■ Records for processing ■
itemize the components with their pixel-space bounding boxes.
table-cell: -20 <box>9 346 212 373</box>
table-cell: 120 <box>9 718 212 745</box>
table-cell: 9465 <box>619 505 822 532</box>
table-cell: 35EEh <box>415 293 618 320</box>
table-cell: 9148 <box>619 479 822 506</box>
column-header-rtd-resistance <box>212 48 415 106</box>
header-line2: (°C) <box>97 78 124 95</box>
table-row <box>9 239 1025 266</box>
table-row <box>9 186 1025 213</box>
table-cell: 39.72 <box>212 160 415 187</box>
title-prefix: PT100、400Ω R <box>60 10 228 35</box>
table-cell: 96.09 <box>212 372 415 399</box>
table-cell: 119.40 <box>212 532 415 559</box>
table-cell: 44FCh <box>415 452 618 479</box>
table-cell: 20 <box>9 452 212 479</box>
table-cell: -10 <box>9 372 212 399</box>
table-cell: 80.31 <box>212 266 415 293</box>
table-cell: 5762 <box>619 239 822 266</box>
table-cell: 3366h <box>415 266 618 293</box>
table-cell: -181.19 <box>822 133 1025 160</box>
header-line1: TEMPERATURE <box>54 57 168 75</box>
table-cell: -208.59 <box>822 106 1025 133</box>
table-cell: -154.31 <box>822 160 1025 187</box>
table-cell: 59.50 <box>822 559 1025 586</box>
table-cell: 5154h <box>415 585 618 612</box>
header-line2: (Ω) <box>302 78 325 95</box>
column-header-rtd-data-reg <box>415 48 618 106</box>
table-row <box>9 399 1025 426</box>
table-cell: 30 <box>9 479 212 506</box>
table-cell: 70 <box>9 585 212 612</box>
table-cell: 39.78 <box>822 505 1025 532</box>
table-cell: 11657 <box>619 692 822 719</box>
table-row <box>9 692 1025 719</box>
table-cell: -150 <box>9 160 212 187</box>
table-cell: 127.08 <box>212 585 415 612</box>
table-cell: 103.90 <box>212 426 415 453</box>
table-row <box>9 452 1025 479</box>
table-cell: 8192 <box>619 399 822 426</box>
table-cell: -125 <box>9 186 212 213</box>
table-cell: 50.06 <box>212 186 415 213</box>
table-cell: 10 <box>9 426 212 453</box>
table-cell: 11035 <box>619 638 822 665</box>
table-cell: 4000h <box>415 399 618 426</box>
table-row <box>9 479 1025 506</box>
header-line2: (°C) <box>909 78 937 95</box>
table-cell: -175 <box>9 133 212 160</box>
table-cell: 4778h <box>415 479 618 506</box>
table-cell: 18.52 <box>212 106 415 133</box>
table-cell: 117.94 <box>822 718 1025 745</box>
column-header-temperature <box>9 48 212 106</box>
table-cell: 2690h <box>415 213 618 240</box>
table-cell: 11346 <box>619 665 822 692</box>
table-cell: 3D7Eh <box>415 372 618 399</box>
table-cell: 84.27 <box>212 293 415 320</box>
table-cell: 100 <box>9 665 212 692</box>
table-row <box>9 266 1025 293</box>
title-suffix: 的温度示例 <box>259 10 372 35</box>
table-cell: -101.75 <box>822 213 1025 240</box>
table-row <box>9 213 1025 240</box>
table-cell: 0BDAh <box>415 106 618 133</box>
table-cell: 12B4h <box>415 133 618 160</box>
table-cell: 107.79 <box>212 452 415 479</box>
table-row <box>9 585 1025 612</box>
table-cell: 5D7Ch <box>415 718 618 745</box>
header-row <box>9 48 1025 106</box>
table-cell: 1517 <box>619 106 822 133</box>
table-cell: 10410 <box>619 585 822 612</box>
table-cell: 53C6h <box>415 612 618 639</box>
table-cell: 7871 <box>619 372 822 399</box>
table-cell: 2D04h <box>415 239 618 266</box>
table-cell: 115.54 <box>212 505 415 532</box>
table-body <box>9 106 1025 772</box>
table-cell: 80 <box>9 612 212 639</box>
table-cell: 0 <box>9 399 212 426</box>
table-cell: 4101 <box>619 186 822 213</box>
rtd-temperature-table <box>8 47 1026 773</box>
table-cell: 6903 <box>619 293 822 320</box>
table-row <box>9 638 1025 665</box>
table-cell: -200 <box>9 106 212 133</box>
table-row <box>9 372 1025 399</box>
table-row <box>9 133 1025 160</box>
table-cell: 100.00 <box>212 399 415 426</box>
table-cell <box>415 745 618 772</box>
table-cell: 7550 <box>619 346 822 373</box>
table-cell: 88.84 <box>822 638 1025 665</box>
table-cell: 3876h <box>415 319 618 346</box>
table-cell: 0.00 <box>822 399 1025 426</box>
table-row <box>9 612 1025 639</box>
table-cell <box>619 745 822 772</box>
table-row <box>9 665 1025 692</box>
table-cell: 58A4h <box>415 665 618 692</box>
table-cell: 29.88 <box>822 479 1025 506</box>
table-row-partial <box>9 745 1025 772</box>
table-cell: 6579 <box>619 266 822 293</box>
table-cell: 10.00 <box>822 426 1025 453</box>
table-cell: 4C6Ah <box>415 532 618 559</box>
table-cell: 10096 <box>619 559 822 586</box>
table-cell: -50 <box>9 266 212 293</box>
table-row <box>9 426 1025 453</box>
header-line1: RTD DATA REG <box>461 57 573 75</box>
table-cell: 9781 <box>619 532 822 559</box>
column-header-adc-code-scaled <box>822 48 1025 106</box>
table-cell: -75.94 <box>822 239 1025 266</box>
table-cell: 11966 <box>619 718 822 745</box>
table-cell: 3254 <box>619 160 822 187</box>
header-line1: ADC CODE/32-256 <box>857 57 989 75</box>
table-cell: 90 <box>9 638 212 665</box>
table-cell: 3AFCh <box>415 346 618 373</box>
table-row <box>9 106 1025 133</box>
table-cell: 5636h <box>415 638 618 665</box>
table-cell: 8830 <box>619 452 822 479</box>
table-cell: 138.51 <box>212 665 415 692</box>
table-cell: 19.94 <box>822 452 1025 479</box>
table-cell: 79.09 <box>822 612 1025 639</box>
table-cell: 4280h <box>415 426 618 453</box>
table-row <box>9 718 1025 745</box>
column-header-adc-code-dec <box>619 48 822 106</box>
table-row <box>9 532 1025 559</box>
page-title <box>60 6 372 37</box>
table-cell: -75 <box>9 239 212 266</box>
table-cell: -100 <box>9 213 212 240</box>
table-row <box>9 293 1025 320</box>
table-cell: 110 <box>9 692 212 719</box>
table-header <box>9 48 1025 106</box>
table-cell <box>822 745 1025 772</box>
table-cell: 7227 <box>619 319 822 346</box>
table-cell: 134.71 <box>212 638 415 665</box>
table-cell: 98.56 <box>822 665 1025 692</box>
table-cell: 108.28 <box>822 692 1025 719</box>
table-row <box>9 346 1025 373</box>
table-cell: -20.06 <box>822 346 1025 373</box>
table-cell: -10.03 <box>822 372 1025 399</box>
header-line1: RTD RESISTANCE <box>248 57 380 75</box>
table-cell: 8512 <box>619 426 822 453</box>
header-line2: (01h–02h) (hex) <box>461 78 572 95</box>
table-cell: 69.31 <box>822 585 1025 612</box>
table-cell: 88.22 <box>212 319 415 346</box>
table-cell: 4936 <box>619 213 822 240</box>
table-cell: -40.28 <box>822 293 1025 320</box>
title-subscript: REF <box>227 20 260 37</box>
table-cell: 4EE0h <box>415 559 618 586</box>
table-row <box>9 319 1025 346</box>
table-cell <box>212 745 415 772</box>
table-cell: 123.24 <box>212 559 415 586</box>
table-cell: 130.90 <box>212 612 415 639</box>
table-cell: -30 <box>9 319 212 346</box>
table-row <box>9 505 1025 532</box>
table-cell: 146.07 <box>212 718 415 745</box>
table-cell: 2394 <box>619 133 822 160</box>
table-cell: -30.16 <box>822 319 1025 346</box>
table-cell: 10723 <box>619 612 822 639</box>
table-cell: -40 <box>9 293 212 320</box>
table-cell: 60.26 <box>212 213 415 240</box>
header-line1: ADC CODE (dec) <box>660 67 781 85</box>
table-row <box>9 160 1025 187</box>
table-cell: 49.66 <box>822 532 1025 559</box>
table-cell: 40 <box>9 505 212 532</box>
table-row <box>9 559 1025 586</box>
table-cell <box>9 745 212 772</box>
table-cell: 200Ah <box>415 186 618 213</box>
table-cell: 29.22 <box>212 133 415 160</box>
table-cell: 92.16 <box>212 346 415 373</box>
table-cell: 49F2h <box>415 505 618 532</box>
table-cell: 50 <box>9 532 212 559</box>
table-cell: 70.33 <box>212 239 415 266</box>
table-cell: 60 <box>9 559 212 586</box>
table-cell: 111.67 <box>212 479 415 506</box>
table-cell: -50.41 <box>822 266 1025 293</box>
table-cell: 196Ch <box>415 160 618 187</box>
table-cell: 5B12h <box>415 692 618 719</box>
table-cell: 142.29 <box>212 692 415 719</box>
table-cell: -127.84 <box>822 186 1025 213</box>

■ What this task involves ■
Copy the listing word for word, starting with its first line and ending after the line that contains "table-cell: 9148 <box>619 479 822 506</box>".

■ Answer to the problem ■
itemize the components with their pixel-space bounding boxes.
table-cell: -20 <box>9 346 212 373</box>
table-cell: 120 <box>9 718 212 745</box>
table-cell: 9465 <box>619 505 822 532</box>
table-cell: 35EEh <box>415 293 618 320</box>
table-cell: 9148 <box>619 479 822 506</box>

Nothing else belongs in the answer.